*What to do*:
Repeat each line exactly, leaving nothing out.

>>>>

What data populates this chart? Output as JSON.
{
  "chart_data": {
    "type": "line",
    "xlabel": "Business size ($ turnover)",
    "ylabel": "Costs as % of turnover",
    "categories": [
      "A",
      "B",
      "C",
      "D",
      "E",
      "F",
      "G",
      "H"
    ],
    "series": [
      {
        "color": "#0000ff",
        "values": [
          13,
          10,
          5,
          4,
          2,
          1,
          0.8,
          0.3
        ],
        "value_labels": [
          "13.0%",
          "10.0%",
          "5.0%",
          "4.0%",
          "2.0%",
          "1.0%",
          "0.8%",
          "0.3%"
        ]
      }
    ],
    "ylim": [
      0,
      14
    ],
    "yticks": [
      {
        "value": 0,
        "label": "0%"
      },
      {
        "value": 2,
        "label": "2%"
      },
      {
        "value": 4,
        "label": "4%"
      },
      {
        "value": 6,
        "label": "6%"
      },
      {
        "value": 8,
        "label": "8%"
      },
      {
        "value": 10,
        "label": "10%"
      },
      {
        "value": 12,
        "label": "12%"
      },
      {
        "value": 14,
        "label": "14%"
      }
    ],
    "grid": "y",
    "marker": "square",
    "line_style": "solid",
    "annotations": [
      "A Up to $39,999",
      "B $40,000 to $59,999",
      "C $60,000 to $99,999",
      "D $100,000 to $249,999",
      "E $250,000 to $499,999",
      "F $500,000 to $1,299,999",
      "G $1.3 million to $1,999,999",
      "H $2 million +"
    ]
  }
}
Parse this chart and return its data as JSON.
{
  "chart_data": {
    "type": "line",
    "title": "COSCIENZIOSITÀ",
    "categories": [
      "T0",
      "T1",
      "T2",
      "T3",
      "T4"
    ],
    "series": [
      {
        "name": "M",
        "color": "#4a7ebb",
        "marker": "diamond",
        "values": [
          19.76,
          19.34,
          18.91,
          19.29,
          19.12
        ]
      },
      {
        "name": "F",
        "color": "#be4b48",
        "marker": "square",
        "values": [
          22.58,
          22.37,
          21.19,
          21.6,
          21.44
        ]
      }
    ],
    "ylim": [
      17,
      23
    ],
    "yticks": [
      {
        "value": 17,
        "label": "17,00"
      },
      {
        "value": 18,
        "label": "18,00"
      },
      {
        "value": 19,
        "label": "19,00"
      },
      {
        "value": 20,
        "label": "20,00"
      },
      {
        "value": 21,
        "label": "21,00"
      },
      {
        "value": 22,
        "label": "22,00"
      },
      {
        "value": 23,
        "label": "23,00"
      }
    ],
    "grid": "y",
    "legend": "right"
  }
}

<<<<

*Response*:
What data populates this chart? Output as JSON.
{
  "chart_data": {
    "type": "line",
    "xlabel": "Business size ($ turnover)",
    "ylabel": "Costs as % of turnover",
    "categories": [
      "A",
      "B",
      "C",
      "D",
      "E",
      "F",
      "G",
      "H"
    ],
    "series": [
      {
        "color": "#0000ff",
        "values": [
          13,
          10,
          5,
          4,
          2,
          1,
          0.8,
          0.3
        ],
        "value_labels": [
          "13.0%",
          "10.0%",
          "5.0%",
          "4.0%",
          "2.0%",
          "1.0%",
          "0.8%",
          "0.3%"
        ]
      }
    ],
    "ylim": [
      0,
      14
    ],
    "yticks": [
      {
        "value": 0,
        "label": "0%"
      },
      {
        "value": 2,
        "label": "2%"
      },
      {
        "value": 4,
        "label": "4%"
      },
      {
        "value": 6,
        "label": "6%"
      },
      {
        "value": 8,
        "label": "8%"
      },
      {
        "value": 10,
        "label": "10%"
      },
      {
        "value": 12,
        "label": "12%"
      },
      {
        "value": 14,
        "label": "14%"
      }
    ],
    "grid": "y",
    "marker": "square",
    "line_style": "solid",
    "annotations": [
      "A Up to $39,999",
      "B $40,000 to $59,999",
      "C $60,000 to $99,999",
      "D $100,000 to $249,999",
      "E $250,000 to $499,999",
      "F $500,000 to $1,299,999",
      "G $1.3 million to $1,999,999",
      "H $2 million +"
    ]
  }
}
Parse this chart and return its data as JSON.
{
  "chart_data": {
    "type": "line",
    "title": "COSCIENZIOSITÀ",
    "categories": [
      "T0",
      "T1",
      "T2",
      "T3",
      "T4"
    ],
    "series": [
      {
        "name": "M",
        "color": "#4a7ebb",
        "marker": "diamond",
        "values": [
          19.76,
          19.34,
          18.91,
          19.29,
          19.12
        ]
      },
      {
        "name": "F",
        "color": "#be4b48",
        "marker": "square",
        "values": [
          22.58,
          22.37,
          21.19,
          21.6,
          21.44
        ]
      }
    ],
    "ylim": [
      17,
      23
    ],
    "yticks": [
      {
        "value": 17,
        "label": "17,00"
      },
      {
        "value": 18,
        "label": "18,00"
      },
      {
        "value": 19,
        "label": "19,00"
      },
      {
        "value": 20,
        "label": "20,00"
      },
      {
        "value": 21,
        "label": "21,00"
      },
      {
        "value": 22,
        "label": "22,00"
      },
      {
        "value": 23,
        "label": "23,00"
      }
    ],
    "grid": "y",
    "legend": "right"
  }
}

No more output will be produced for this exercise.